==== THE INPUT

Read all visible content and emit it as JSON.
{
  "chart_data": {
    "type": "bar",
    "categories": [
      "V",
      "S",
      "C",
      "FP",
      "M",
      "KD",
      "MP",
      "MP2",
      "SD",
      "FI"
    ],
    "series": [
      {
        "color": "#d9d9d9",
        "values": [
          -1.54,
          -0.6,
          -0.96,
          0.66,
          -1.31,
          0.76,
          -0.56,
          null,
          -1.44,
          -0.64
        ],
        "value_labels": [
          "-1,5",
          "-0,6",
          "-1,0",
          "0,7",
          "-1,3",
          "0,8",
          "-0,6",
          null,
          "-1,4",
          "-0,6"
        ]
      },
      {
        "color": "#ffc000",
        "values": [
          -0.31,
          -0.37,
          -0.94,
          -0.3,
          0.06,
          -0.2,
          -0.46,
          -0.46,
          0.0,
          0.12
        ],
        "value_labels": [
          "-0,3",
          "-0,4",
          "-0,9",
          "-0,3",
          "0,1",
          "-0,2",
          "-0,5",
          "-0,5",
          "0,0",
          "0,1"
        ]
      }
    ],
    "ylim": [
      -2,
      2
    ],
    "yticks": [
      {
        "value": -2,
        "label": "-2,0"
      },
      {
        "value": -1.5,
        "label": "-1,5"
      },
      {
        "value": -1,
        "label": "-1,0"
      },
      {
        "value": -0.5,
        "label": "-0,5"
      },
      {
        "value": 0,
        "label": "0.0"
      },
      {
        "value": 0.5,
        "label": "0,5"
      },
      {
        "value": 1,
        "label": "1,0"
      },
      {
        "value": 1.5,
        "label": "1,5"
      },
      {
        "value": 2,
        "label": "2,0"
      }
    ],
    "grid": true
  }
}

========
==== THE INPUT

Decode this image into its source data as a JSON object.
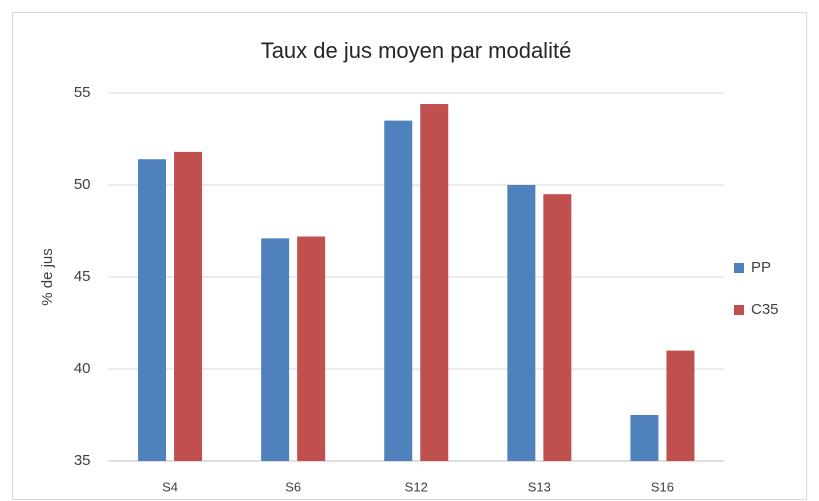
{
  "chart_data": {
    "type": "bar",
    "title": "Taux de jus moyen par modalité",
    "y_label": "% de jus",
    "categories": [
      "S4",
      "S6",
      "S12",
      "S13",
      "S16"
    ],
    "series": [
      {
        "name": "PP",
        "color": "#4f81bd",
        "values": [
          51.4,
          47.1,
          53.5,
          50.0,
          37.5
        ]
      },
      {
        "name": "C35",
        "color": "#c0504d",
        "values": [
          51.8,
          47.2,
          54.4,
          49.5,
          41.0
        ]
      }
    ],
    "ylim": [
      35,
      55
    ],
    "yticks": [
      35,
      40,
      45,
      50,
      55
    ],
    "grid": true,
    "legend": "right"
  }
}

========

→ WRITTEN REQUEST
In the material above, find the lines that contain "color" and show them.

→ FINAL RESULT
        "color": "#d9d9d9",
        "color": "#ffc000",
        "color": "#4f81bd",
        "color": "#c0504d",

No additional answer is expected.